-------- RECORDS FOR PROCESSING --------
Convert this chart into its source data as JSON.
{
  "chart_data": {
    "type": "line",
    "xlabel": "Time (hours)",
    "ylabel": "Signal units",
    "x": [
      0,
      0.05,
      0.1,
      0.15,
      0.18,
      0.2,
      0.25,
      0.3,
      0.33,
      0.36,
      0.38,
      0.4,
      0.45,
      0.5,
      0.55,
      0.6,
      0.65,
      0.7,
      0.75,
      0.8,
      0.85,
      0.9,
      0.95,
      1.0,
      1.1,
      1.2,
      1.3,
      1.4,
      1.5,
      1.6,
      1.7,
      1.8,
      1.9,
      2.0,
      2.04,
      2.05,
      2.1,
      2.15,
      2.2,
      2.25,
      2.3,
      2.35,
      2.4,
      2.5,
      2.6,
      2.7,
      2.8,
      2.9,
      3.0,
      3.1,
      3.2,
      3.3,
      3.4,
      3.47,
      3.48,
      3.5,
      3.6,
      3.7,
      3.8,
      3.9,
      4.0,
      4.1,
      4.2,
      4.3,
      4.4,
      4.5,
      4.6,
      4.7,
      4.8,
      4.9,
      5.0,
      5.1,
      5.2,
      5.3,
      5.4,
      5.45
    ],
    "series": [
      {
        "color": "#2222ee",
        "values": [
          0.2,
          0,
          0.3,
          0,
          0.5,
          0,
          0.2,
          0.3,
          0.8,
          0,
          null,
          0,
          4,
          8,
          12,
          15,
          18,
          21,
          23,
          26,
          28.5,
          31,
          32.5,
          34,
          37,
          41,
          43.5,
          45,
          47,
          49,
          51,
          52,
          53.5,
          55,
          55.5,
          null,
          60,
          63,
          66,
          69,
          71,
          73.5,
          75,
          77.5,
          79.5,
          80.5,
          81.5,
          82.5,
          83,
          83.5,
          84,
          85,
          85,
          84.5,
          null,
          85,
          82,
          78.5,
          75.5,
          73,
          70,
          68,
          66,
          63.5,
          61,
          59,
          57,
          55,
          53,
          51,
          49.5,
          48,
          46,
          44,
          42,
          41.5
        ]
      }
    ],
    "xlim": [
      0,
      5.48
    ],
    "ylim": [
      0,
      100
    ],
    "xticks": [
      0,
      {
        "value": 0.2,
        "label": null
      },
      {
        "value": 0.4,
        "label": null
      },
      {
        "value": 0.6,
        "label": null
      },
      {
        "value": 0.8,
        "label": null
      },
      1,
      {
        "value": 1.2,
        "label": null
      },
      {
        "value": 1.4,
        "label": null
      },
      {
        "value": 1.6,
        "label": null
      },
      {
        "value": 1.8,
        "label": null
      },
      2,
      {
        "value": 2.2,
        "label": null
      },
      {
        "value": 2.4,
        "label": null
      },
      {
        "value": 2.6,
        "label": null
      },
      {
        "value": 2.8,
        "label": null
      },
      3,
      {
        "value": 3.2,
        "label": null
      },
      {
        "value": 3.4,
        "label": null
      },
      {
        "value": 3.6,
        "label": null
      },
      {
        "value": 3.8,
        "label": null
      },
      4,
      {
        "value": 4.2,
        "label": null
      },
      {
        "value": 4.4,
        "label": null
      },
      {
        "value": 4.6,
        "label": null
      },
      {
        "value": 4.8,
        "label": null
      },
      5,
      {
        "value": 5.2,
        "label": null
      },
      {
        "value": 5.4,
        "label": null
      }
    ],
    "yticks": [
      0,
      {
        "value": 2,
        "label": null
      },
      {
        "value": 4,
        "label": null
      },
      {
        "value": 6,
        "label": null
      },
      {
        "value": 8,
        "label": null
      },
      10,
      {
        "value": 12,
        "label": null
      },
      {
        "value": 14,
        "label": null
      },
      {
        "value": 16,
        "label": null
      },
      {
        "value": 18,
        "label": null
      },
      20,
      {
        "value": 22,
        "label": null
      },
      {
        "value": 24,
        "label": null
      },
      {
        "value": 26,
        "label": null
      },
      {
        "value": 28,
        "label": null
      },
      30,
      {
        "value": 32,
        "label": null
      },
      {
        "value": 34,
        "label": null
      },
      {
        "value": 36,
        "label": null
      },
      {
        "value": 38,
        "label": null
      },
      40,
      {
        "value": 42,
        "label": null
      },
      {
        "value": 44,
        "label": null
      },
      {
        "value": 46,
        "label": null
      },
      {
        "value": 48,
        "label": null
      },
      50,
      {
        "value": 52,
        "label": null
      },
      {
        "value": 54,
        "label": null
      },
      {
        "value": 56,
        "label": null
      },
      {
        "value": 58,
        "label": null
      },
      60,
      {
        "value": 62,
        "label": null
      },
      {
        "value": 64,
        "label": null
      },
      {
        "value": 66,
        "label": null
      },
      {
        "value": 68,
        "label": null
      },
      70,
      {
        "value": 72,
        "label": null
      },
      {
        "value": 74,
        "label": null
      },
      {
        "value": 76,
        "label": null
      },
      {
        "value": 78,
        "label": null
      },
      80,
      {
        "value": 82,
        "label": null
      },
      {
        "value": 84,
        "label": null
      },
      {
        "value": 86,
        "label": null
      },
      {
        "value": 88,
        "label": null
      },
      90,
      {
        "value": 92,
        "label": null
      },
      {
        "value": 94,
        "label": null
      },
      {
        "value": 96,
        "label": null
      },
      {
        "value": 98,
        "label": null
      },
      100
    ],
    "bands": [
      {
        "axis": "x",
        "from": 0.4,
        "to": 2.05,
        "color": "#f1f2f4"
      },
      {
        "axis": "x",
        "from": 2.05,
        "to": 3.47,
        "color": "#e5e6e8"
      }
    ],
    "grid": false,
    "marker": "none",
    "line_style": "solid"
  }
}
--------
Each record above should be restated word for word.

Convert this chart into its source data as JSON.
{
  "chart_data": {
    "type": "line",
    "xlabel": "Time (hours)",
    "ylabel": "Signal units",
    "x": [
      0,
      0.05,
      0.1,
      0.15,
      0.18,
      0.2,
      0.25,
      0.3,
      0.33,
      0.36,
      0.38,
      0.4,
      0.45,
      0.5,
      0.55,
      0.6,
      0.65,
      0.7,
      0.75,
      0.8,
      0.85,
      0.9,
      0.95,
      1.0,
      1.1,
      1.2,
      1.3,
      1.4,
      1.5,
      1.6,
      1.7,
      1.8,
      1.9,
      2.0,
      2.04,
      2.05,
      2.1,
      2.15,
      2.2,
      2.25,
      2.3,
      2.35,
      2.4,
      2.5,
      2.6,
      2.7,
      2.8,
      2.9,
      3.0,
      3.1,
      3.2,
      3.3,
      3.4,
      3.47,
      3.48,
      3.5,
      3.6,
      3.7,
      3.8,
      3.9,
      4.0,
      4.1,
      4.2,
      4.3,
      4.4,
      4.5,
      4.6,
      4.7,
      4.8,
      4.9,
      5.0,
      5.1,
      5.2,
      5.3,
      5.4,
      5.45
    ],
    "series": [
      {
        "color": "#2222ee",
        "values": [
          0.2,
          0,
          0.3,
          0,
          0.5,
          0,
          0.2,
          0.3,
          0.8,
          0,
          null,
          0,
          4,
          8,
          12,
          15,
          18,
          21,
          23,
          26,
          28.5,
          31,
          32.5,
          34,
          37,
          41,
          43.5,
          45,
          47,
          49,
          51,
          52,
          53.5,
          55,
          55.5,
          null,
          60,
          63,
          66,
          69,
          71,
          73.5,
          75,
          77.5,
          79.5,
          80.5,
          81.5,
          82.5,
          83,
          83.5,
          84,
          85,
          85,
          84.5,
          null,
          85,
          82,
          78.5,
          75.5,
          73,
          70,
          68,
          66,
          63.5,
          61,
          59,
          57,
          55,
          53,
          51,
          49.5,
          48,
          46,
          44,
          42,
          41.5
        ]
      }
    ],
    "xlim": [
      0,
      5.48
    ],
    "ylim": [
      0,
      100
    ],
    "xticks": [
      0,
      {
        "value": 0.2,
        "label": null
      },
      {
        "value": 0.4,
        "label": null
      },
      {
        "value": 0.6,
        "label": null
      },
      {
        "value": 0.8,
        "label": null
      },
      1,
      {
        "value": 1.2,
        "label": null
      },
      {
        "value": 1.4,
        "label": null
      },
      {
        "value": 1.6,
        "label": null
      },
      {
        "value": 1.8,
        "label": null
      },
      2,
      {
        "value": 2.2,
        "label": null
      },
      {
        "value": 2.4,
        "label": null
      },
      {
        "value": 2.6,
        "label": null
      },
      {
        "value": 2.8,
        "label": null
      },
      3,
      {
        "value": 3.2,
        "label": null
      },
      {
        "value": 3.4,
        "label": null
      },
      {
        "value": 3.6,
        "label": null
      },
      {
        "value": 3.8,
        "label": null
      },
      4,
      {
        "value": 4.2,
        "label": null
      },
      {
        "value": 4.4,
        "label": null
      },
      {
        "value": 4.6,
        "label": null
      },
      {
        "value": 4.8,
        "label": null
      },
      5,
      {
        "value": 5.2,
        "label": null
      },
      {
        "value": 5.4,
        "label": null
      }
    ],
    "yticks": [
      0,
      {
        "value": 2,
        "label": null
      },
      {
        "value": 4,
        "label": null
      },
      {
        "value": 6,
        "label": null
      },
      {
        "value": 8,
        "label": null
      },
      10,
      {
        "value": 12,
        "label": null
      },
      {
        "value": 14,
        "label": null
      },
      {
        "value": 16,
        "label": null
      },
      {
        "value": 18,
        "label": null
      },
      20,
      {
        "value": 22,
        "label": null
      },
      {
        "value": 24,
        "label": null
      },
      {
        "value": 26,
        "label": null
      },
      {
        "value": 28,
        "label": null
      },
      30,
      {
        "value": 32,
        "label": null
      },
      {
        "value": 34,
        "label": null
      },
      {
        "value": 36,
        "label": null
      },
      {
        "value": 38,
        "label": null
      },
      40,
      {
        "value": 42,
        "label": null
      },
      {
        "value": 44,
        "label": null
      },
      {
        "value": 46,
        "label": null
      },
      {
        "value": 48,
        "label": null
      },
      50,
      {
        "value": 52,
        "label": null
      },
      {
        "value": 54,
        "label": null
      },
      {
        "value": 56,
        "label": null
      },
      {
        "value": 58,
        "label": null
      },
      60,
      {
        "value": 62,
        "label": null
      },
      {
        "value": 64,
        "label": null
      },
      {
        "value": 66,
        "label": null
      },
      {
        "value": 68,
        "label": null
      },
      70,
      {
        "value": 72,
        "label": null
      },
      {
        "value": 74,
        "label": null
      },
      {
        "value": 76,
        "label": null
      },
      {
        "value": 78,
        "label": null
      },
      80,
      {
        "value": 82,
        "label": null
      },
      {
        "value": 84,
        "label": null
      },
      {
        "value": 86,
        "label": null
      },
      {
        "value": 88,
        "label": null
      },
      90,
      {
        "value": 92,
        "label": null
      },
      {
        "value": 94,
        "label": null
      },
      {
        "value": 96,
        "label": null
      },
      {
        "value": 98,
        "label": null
      },
      100
    ],
    "bands": [
      {
        "axis": "x",
        "from": 0.4,
        "to": 2.05,
        "color": "#f1f2f4"
      },
      {
        "axis": "x",
        "from": 2.05,
        "to": 3.47,
        "color": "#e5e6e8"
      }
    ],
    "grid": false,
    "marker": "none",
    "line_style": "solid"
  }
}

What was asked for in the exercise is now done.